当前,积极应对气候变化、推动绿色低碳发展成为全球共识。随着新一轮科技革命和产业革命深入发展,能源电力系统的安全高效、绿色低碳转型及数字化智能化技术创新已成为全球发展趋势。党的二十大报告就深入推进能源革命、加快构建新型能源体系、确保能源安全等作出明确部署。
随着新能源的高速发展,新能源渗透率上升对电力系统安全稳定运行提出了众多技术上、体制机制上的新挑战,电力发输配用系统的传统逻辑也迎来颠覆性变革。近日,中国工程院院士、国家电网有限公司一级顾问、国家能源集团电力领域首席科学家黄其励围绕能源生产消费利用场景的变化趋势、电力系统发展的新方向、氢能的角色定位和发展,系统阐述了关于新型电力系统建设的关键问题与破题路径。
电力发展成果丰硕 但仍任重而道远
黄其励表示,近年来,我国电力发展呈现出四大向好迹象:一是电力供应保障能力稳步增强,二是电力绿色低碳转型不断加速,三是电力技术创新水平持续提升,四是电力体制改革攻坚成效突出。尽管成果丰硕,但黄其励也表示,与西方发达国家碳达峰碳中和窗口期较长不同,我国碳达峰碳中和时间短、任务重,我国还处在迈向第二个百年奋斗目标新征程中基本实现社会主义现代化的第一个阶段,经济发展与能源发展仍未脱钩,诸多系统性、“卡脖子”难题还有待攻克。
第一,新能源发展面临多重挑战。长期以来,我国电源结构以煤电为主,灵活调节电源不足,需加强灵活调节电源和储能设施建设,发挥负荷侧调节潜力,在新能源发电快速发展形势下,要提升电力系统的安全性、灵活性,以确保支撑能源电力低碳转型。尤其是西部、北部、西南部新能源集中开发、远距离大规模输送,对电网安全稳定运行提出更高要求,东中部分布式电源快速发展,需要进一步提升配电网智能化水平和承载能力。“过去我们电力装机主体是相对稳定、可调的煤电和水电,未来将转向以不稳定的新能源为主;过去是发输配用瞬时平衡的刚性平衡电网,未来将转向能源生产和消费双向转化的柔性多元电网;电网的结构形态也将从逐级升压逐级降压、单向潮流为主的传统电网,转向交直流混联、微电网、局部电网、用户可调负荷等兼具各种新负荷特性的综合性电网。”黄其励指出。

存档记录:

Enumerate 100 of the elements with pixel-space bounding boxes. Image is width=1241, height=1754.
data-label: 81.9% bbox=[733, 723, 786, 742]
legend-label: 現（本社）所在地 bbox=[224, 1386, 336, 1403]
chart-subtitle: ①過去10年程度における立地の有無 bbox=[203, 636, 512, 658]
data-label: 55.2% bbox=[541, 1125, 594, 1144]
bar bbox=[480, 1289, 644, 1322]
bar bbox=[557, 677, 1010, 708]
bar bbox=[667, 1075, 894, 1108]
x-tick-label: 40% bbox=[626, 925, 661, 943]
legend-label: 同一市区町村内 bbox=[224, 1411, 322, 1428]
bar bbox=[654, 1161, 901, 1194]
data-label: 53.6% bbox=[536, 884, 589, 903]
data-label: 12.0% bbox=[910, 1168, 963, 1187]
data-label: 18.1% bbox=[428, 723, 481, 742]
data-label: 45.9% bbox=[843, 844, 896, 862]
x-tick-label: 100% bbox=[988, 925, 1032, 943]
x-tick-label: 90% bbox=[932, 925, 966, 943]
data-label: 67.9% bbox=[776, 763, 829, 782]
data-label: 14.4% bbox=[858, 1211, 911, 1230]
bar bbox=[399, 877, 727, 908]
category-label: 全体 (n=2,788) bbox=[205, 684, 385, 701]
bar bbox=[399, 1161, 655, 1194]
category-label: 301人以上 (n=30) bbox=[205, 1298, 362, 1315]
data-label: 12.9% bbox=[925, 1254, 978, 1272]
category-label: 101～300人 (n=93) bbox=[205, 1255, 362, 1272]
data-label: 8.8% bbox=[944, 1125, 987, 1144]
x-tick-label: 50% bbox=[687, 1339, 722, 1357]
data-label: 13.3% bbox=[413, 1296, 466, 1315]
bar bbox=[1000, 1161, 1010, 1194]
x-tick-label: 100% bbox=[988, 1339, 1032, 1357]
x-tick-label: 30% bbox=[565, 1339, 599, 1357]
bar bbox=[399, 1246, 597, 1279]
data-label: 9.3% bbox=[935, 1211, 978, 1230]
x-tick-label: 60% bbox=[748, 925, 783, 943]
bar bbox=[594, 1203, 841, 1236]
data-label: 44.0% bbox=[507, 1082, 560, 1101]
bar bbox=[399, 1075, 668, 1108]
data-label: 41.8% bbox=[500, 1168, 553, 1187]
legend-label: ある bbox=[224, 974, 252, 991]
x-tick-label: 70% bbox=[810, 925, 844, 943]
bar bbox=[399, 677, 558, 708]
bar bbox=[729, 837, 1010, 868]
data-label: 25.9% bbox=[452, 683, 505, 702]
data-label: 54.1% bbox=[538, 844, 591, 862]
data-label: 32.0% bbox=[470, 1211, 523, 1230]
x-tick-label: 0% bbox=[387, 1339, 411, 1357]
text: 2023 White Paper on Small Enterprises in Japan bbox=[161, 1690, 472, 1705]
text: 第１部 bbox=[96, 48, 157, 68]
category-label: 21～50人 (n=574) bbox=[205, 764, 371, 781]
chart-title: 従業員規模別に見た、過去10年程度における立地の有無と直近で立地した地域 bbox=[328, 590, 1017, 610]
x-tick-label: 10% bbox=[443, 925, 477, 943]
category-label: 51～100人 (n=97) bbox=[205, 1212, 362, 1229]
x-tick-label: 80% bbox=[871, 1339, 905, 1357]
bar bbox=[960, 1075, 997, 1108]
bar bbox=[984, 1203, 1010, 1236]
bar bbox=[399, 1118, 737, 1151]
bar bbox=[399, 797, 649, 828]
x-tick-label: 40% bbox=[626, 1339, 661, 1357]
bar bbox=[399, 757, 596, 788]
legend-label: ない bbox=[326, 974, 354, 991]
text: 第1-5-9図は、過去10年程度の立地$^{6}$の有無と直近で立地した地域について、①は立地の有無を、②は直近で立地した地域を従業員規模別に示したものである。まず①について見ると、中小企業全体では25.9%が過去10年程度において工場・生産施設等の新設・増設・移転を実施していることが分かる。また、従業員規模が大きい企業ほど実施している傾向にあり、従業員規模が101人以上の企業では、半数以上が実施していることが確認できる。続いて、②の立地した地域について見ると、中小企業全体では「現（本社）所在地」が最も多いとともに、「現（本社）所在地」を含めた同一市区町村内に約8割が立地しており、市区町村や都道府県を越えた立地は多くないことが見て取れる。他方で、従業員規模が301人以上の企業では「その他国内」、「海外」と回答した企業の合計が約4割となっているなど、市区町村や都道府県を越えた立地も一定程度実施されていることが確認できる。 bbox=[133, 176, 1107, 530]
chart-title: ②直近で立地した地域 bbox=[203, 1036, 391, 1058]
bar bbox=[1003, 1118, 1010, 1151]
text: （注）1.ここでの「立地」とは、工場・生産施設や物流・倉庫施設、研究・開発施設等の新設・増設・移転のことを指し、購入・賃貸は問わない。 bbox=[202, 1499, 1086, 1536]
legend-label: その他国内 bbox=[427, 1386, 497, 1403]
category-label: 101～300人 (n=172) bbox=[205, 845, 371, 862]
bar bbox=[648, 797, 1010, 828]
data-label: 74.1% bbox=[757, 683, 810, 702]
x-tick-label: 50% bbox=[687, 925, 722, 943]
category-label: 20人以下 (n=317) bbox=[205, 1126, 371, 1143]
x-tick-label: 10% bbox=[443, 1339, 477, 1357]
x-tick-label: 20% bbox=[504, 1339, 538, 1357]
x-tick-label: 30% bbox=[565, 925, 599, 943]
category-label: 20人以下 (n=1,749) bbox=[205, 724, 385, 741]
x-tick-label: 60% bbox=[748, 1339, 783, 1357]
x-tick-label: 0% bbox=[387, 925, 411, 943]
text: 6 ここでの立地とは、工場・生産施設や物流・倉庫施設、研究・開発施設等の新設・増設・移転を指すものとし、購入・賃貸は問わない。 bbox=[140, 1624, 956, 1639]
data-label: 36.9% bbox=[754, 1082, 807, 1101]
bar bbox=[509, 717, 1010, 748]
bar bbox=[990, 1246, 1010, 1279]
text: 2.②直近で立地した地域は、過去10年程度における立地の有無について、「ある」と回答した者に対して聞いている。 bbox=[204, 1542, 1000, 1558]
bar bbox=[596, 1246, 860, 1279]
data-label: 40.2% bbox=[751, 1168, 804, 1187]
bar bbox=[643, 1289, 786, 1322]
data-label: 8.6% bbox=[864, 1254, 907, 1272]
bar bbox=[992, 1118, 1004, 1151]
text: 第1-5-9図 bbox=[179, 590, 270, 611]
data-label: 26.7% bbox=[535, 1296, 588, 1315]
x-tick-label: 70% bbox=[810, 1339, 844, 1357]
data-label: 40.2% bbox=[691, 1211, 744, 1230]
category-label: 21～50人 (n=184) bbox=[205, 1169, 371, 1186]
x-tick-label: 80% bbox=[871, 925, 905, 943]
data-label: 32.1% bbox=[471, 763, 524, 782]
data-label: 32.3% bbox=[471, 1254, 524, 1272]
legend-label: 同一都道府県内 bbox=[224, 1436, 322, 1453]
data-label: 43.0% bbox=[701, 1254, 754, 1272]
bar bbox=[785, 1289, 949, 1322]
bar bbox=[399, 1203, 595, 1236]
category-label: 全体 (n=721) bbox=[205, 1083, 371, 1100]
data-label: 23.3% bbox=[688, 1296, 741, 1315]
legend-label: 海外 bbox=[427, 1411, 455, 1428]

任务要求:
接着新型电力系统建设一文的最后一句往下续写。

回答如下:
第二,能效水平亟待提高。目前,我国能源利用方式比较粗放,能源效率偏低。我国单位GDP能耗是全球平均水平的1.4倍,发达国家的3~4倍,能源科学消费和碳排放“双降”,还有较大提效空间。亟待树牢节能提效是“第一能源”理念,加快形成科学合理、简约适度、绿色低碳的生产生活方式,培育绿色、健康消费习惯,增强全社会节能意识。
第三,科技创新能力亟须增强。随着能源转型深入推进,电力系统技术创新进入“无人区”,许多传统理论将出现革命性、颠覆性变化,诸多技术创新没有现成的经验可以借鉴。基础研究能力仍存在近、中、长期短板,建设新型电力系统的理论创新、技术突破、基础材料、元器件、软件等方面存在不足。黄其励指出:“电力系统不论是在基础理论、工程技术还是平衡特性上,都会出现巨大的变化和挑战,我们需要进一步加大力度,从技术研究到工程应用,努力深化创新,提供完整可行的解决方案。”
“三化五新”成为电力发展新特征
众所周知,实现“双碳”目标,能源是主战场,电力是主力军,电网是排头兵。近期,国家能源局发布《新型电力系统发展蓝皮书》,全面阐述了新型电力系统的内涵特征、发展路径。《蓝皮书》指出,新型电力系统是新型能源体系的重要组成和实现“双碳”目标的关键载体。那么新型电力系统,到底“新”在哪里?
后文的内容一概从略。